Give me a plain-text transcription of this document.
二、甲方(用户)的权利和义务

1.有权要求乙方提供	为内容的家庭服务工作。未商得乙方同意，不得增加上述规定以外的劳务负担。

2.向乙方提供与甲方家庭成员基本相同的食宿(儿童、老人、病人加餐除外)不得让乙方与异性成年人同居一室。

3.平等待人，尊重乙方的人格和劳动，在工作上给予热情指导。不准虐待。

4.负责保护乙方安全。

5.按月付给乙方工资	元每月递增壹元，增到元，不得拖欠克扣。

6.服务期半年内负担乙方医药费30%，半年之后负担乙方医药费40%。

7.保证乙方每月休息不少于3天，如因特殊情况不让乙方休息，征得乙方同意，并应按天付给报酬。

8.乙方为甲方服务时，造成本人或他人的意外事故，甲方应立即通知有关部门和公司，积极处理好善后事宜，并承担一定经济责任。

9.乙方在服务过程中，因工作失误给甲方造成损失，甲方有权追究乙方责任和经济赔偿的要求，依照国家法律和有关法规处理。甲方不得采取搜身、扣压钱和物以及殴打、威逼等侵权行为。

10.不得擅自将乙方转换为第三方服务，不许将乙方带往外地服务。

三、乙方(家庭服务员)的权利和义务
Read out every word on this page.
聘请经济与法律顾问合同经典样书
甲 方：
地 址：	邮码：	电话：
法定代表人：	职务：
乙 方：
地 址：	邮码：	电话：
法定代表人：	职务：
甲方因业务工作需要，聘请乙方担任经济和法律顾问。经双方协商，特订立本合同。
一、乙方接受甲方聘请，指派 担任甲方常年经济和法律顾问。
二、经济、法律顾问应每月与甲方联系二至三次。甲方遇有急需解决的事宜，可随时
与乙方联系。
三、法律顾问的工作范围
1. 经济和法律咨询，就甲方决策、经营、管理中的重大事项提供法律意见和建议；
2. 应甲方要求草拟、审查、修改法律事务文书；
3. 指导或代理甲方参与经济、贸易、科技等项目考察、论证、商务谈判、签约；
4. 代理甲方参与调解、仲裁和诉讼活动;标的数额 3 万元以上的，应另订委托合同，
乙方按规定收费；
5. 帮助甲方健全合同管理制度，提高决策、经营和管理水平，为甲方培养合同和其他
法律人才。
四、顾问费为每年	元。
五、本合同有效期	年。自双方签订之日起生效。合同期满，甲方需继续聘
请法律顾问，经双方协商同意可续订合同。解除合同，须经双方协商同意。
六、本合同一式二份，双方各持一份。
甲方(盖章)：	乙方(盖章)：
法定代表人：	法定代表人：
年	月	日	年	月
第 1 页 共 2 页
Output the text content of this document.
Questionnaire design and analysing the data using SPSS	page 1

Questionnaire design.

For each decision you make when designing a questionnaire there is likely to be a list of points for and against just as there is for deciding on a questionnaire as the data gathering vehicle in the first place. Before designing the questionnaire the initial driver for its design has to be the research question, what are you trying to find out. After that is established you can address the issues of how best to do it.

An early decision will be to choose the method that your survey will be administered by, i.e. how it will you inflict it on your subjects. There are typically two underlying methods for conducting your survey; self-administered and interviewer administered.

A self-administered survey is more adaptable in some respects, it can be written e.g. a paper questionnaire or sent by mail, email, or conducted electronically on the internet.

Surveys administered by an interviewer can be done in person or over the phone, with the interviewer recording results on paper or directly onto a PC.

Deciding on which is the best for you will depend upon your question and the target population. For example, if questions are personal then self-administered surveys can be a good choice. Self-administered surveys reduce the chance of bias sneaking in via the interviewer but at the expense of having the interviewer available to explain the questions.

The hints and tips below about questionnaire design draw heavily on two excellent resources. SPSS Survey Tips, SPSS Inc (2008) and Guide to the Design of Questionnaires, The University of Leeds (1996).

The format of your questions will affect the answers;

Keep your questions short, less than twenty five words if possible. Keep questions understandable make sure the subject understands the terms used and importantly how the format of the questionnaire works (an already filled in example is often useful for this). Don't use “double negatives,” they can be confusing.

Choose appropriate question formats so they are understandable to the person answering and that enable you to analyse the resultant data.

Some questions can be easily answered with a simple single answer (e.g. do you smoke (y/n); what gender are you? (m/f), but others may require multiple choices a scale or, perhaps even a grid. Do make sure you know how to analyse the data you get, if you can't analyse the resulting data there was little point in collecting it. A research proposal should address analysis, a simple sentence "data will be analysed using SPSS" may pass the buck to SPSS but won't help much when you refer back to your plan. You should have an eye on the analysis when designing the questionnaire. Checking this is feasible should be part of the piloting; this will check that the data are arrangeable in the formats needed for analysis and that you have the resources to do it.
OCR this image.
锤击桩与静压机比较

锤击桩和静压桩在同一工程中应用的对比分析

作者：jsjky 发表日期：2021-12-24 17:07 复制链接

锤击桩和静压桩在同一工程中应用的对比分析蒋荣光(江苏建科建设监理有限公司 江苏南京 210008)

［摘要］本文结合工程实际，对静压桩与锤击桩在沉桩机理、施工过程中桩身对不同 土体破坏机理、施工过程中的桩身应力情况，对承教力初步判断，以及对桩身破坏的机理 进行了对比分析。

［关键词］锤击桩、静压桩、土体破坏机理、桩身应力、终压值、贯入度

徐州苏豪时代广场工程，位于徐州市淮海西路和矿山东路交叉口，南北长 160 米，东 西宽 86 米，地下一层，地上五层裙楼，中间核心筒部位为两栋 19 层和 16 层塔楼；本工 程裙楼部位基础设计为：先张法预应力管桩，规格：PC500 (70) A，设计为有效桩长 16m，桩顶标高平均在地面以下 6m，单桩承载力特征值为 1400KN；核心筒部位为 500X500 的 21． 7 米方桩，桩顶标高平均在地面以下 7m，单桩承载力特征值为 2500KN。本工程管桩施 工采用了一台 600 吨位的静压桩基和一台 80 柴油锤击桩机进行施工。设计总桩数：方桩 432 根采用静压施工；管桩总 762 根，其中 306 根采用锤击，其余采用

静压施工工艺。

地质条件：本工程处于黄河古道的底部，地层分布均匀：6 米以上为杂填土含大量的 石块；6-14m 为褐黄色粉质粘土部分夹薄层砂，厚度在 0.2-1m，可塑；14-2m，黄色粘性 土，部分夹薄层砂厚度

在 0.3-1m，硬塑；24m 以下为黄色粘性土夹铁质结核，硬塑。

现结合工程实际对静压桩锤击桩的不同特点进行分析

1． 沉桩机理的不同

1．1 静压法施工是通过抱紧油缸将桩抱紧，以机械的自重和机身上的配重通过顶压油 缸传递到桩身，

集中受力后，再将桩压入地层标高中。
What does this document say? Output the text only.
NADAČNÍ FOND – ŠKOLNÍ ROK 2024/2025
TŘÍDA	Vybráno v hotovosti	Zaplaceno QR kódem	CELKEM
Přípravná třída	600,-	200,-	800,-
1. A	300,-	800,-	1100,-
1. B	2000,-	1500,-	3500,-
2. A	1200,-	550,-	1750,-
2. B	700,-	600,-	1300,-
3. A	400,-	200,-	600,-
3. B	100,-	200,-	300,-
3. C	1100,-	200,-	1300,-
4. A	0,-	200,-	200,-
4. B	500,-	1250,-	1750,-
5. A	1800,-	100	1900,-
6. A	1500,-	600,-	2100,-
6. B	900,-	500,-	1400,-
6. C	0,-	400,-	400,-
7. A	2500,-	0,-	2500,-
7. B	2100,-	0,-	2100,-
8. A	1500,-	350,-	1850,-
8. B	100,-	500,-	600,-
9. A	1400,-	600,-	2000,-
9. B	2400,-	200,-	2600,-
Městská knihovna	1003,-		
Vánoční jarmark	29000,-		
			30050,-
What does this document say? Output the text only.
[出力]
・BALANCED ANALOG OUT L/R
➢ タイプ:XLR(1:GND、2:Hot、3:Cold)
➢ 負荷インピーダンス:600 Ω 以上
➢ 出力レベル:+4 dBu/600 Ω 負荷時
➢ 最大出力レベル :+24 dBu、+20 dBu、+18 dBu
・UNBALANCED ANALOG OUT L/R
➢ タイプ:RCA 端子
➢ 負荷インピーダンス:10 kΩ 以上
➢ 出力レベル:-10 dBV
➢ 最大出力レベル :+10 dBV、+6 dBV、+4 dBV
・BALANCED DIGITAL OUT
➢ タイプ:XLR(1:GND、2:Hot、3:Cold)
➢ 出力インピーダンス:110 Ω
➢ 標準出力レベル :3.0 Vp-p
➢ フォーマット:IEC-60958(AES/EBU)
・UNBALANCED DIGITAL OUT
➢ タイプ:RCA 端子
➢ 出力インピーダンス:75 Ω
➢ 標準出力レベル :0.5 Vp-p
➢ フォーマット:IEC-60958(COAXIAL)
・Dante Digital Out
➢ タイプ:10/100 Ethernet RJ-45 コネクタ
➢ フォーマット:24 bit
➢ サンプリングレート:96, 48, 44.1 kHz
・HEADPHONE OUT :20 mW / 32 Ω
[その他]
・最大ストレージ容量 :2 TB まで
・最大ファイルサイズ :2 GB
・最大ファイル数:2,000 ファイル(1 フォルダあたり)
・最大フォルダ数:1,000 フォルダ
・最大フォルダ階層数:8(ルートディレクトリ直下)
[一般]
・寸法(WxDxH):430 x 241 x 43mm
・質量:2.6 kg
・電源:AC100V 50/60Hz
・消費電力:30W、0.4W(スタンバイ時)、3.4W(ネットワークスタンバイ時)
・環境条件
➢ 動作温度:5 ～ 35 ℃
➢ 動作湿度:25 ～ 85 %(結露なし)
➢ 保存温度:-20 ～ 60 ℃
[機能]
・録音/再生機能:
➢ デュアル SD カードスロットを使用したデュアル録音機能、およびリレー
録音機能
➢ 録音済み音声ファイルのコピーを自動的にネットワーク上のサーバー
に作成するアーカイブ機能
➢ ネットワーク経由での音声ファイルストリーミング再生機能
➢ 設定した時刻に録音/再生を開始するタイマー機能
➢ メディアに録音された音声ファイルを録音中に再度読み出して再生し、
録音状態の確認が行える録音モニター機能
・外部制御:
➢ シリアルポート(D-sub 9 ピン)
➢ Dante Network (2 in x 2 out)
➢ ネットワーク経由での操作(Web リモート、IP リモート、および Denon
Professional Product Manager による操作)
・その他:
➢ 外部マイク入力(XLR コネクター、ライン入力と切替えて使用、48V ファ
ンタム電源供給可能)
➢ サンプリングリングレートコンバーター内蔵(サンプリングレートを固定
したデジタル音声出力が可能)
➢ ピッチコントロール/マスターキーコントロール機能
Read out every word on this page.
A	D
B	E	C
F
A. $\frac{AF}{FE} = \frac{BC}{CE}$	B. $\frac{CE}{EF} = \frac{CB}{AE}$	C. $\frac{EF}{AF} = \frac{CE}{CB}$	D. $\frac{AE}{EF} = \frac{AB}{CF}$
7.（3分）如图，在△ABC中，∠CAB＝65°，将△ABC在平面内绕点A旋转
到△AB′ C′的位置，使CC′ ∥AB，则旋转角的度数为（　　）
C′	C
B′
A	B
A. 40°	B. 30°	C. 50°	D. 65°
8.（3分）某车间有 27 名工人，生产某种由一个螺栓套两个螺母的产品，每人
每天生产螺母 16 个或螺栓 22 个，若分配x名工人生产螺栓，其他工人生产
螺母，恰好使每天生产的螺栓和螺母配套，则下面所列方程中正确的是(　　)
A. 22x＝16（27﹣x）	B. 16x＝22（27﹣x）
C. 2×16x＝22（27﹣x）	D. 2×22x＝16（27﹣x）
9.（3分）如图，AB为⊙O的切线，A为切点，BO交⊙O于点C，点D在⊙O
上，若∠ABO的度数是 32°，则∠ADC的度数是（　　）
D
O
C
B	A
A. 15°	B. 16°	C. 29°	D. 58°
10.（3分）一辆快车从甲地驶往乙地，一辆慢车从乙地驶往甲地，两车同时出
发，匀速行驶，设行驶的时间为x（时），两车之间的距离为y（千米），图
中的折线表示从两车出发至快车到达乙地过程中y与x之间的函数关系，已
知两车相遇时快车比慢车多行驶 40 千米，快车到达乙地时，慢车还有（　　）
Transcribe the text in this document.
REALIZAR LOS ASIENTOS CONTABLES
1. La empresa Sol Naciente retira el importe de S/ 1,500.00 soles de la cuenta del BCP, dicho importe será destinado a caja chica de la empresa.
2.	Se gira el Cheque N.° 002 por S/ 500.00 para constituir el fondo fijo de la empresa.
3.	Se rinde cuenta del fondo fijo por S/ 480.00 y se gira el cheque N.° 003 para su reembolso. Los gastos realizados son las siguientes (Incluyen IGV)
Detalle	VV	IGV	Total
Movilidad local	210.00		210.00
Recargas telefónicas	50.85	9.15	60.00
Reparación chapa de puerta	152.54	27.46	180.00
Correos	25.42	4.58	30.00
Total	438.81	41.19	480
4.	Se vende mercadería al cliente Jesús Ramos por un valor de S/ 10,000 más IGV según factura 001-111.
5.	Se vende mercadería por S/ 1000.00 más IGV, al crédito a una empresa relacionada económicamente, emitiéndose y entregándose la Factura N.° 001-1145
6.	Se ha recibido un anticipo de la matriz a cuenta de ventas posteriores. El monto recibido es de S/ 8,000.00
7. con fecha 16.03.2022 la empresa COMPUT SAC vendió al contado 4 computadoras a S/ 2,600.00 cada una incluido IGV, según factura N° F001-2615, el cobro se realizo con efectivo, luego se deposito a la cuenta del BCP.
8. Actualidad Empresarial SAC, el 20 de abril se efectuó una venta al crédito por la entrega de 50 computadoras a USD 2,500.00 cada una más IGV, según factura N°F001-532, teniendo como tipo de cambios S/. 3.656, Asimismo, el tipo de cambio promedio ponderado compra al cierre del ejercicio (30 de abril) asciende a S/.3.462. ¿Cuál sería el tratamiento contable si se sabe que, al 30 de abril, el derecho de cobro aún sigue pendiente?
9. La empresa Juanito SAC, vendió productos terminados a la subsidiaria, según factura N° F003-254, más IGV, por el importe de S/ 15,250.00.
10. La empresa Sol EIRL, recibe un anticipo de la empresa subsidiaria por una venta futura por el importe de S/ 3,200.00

++++

GIVEN INSTRUCTION: Gather up, from the records above, each line where the word "Total" appears.

THE RESPONSE:
Detalle	VV	IGV	Total
Total	438.81	41.19	480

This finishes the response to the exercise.